◆ PROBLEM SET ◆
1. Using the mailing list message below, decide whether each statement agrees with it: (a) John's original solution worked; (b) the search covered ten columns; (c) the search took about 15 seconds. Answer yes or no for each and quote the deciding words.
2. According to the mailing list message below, how many alarm words were searched for?
3. Continue the mailing list message below, starting after its last line.

◆ SOURCE PASSAGE ◆
__________

[R] detecting any element in a vector of strings, appearing anywhere in any of several character variables in a dataframe

Christopher W Ryan cryan at binghamton.edu
Thu Jul 9 20:48:46 CEST 2015


Thanks everyone.  John's original solution worked great.  And with
27,000 records, 65 alarm.words, and 6 columns to search, it takes only
about 15 seconds.  That is certainly adequate for my needs.  But I
will try out the other strategies too.

And thanks also for lot's of new R things to learn--grep, grepl,
do.call . . . that's always a bonus!

--Chris Ryan

On Thu, Jul 9, 2015 at 1:52 PM, Bert Gunter <bgunter.4567 at gmail.com> wrote:
> Yup, that does it. Let grep figure out what's a word rather than doing
> it manually. Forgot about "\b"

__________

◆ DATA LINES ◆

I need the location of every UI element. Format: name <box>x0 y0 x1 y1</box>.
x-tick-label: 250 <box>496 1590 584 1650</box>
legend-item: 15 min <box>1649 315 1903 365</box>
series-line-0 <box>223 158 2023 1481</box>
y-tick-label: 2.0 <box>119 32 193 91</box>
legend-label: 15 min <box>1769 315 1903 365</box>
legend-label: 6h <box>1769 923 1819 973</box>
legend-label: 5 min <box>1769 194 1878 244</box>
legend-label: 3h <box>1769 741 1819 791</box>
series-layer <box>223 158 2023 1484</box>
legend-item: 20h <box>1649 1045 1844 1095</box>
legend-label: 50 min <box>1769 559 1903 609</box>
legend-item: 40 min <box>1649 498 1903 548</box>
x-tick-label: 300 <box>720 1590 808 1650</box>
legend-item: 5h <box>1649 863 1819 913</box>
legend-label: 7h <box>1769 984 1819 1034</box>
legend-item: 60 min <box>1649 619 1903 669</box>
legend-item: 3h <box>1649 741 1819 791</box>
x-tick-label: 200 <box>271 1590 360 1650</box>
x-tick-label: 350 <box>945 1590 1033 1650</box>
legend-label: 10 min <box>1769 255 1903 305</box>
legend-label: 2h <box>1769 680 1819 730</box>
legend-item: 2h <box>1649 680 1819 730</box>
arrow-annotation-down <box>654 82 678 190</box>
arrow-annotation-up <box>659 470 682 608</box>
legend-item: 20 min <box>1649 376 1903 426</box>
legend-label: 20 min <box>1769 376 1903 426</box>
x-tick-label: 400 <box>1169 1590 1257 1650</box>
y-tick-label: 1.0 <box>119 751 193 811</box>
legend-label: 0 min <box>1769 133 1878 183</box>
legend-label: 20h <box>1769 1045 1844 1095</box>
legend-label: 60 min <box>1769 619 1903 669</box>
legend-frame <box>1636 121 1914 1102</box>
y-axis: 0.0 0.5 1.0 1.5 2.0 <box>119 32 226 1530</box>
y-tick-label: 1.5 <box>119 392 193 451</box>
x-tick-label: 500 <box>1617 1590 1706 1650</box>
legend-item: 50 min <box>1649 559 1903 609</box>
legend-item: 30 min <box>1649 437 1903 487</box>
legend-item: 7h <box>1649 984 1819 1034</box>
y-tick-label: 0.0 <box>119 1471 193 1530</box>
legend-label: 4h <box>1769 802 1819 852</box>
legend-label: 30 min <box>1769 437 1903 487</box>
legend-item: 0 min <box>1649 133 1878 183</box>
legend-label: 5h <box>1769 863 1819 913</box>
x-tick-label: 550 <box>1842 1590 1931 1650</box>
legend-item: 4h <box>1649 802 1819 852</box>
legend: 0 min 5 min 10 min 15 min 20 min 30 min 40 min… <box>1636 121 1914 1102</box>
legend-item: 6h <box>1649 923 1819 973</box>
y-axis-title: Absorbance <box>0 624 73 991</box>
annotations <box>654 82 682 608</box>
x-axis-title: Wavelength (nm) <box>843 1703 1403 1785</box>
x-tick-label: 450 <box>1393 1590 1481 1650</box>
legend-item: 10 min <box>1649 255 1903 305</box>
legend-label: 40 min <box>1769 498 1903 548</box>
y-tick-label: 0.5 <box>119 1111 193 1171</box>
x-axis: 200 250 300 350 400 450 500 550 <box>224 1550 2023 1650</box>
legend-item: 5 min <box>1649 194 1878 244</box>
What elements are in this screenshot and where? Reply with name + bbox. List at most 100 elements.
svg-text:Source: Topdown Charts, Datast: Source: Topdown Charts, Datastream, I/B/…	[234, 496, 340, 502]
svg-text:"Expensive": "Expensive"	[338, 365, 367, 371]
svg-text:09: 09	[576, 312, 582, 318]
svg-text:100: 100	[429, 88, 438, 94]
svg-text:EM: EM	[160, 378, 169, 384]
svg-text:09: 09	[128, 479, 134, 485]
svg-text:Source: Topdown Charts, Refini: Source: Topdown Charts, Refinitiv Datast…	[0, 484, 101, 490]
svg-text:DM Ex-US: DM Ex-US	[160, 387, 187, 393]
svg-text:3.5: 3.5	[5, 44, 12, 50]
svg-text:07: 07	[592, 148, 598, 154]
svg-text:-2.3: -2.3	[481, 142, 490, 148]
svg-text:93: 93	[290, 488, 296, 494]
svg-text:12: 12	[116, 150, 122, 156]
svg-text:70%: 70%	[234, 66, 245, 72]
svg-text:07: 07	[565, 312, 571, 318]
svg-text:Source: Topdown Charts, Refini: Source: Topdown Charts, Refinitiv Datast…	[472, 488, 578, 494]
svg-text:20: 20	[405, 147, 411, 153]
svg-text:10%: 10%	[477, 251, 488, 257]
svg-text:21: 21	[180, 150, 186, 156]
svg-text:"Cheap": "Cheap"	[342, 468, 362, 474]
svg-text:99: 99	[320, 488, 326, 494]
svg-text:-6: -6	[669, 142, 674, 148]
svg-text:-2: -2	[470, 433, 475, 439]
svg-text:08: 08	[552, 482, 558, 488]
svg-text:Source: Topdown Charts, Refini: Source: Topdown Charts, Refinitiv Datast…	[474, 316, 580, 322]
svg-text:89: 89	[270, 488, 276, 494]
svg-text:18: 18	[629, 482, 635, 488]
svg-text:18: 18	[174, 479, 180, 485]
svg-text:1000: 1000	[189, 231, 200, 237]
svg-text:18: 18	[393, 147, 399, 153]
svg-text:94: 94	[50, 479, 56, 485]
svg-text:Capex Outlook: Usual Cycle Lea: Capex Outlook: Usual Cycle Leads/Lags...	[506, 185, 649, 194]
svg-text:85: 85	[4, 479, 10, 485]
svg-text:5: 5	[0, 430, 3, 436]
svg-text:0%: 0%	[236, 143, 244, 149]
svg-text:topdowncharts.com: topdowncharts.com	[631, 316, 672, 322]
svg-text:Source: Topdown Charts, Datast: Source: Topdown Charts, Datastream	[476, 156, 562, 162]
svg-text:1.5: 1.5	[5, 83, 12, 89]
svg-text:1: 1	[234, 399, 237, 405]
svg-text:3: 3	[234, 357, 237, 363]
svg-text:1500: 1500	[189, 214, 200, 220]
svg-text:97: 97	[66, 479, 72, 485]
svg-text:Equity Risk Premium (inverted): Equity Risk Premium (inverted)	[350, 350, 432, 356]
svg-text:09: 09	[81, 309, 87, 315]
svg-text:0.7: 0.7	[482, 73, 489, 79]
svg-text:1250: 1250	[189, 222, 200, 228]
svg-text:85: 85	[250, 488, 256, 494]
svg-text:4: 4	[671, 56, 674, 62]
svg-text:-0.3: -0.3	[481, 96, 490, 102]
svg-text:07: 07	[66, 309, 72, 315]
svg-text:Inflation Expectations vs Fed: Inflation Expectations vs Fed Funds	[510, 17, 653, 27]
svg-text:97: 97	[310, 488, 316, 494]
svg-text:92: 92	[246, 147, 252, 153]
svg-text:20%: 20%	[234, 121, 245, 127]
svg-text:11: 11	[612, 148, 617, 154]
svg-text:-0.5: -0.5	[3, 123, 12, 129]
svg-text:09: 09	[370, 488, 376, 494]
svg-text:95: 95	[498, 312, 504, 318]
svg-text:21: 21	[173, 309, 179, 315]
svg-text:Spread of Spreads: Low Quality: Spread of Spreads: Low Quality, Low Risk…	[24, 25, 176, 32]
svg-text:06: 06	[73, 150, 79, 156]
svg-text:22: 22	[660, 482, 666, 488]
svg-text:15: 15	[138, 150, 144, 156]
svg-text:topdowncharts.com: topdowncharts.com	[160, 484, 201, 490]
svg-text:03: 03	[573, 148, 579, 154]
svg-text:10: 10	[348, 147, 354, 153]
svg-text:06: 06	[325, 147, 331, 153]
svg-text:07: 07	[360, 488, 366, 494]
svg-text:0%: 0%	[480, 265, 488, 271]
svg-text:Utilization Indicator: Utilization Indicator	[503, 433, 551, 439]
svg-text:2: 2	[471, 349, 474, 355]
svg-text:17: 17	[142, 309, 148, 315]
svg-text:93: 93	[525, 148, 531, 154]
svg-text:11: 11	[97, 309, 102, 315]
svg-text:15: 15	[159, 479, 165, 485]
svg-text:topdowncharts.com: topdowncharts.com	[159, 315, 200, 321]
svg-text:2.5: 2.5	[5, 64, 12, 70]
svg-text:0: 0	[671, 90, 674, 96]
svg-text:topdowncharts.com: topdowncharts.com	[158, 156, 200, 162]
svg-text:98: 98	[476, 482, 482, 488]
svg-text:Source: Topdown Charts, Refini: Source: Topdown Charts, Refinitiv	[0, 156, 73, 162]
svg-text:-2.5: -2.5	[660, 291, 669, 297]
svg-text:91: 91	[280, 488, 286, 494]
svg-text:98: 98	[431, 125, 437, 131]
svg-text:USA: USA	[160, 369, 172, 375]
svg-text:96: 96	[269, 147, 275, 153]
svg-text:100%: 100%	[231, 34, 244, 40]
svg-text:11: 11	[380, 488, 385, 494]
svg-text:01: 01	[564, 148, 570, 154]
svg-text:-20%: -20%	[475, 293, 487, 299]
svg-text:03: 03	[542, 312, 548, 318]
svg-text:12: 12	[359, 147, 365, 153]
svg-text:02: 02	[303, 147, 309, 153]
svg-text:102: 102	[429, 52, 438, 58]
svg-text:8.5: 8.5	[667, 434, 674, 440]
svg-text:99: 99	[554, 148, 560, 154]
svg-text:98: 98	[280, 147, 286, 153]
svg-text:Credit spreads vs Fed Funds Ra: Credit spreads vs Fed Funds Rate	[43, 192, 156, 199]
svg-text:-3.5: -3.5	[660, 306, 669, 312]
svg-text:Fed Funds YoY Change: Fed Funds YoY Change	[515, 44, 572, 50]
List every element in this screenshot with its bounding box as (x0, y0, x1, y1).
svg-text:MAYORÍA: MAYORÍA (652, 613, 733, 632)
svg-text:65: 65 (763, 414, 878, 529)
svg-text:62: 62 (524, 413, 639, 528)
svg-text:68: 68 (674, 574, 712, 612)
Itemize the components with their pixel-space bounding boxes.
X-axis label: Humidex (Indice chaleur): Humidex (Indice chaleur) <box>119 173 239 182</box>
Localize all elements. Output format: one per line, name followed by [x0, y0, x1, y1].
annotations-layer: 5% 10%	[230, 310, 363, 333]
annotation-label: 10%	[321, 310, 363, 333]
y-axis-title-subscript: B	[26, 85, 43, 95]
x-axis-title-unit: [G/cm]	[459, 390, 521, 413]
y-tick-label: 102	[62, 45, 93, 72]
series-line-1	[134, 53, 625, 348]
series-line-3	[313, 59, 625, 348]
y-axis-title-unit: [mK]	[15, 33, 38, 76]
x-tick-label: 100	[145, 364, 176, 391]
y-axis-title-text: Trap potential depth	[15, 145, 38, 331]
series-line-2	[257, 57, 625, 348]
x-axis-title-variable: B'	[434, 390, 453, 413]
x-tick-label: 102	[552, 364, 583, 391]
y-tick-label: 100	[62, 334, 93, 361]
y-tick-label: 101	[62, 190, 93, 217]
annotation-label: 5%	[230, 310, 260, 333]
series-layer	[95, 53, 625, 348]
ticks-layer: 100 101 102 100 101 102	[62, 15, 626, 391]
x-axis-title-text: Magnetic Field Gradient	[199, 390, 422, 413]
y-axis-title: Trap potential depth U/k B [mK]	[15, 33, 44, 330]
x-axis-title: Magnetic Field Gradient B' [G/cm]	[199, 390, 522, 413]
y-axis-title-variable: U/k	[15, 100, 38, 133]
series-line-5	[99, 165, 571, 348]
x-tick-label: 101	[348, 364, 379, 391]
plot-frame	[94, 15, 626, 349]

__________

◆ ANSWERS GIVEN ◆
1.
(a) Yes: "John's original solution worked great."
(b) No: "6 columns to search"
(c) Yes: "it takes only about 15 seconds"

2. 65

3.
>
> Cheers,
> Bert
>
>
> Bert Gunter
>
> "Data is not information. Information is not knowledge. And knowledge
> is certainly not wisdom."
>    -- Clifford Stoll
>
>
> On Thu, Jul 9, 2015 at 10:30 AM, Jeff Newmiller
> <jdnewmil at dcn.davis.ca.us> wrote:
>> Just add a word break marker before and after:
>>
>> zz$v5 <- grepl( paste0( "\\b(", paste0( alarm.words, collapse="|" ), ")\\b" ), do.call( paste, zz[ , 2:3 ] ) ) )
>> ---------------------------------------------------------------------------
>> Jeff Newmiller                        The     .....       .....  Go Live...
>> DCN:<jdnewmil at dcn.davis.ca.us>        Basics: ##.#.       ##.#.  Live Go...
>>                                       Live:   OO#.. Dead: OO#..  Playing
>> Research Engineer (Solar/Batteries            O.O#.       #.O#.  with
>> /Software/Embedded Controllers)               .OO#.       .OO#.  rocks...1k
>> ---------------------------------------------------------------------------
>> Sent from my phone. Please excuse my brevity.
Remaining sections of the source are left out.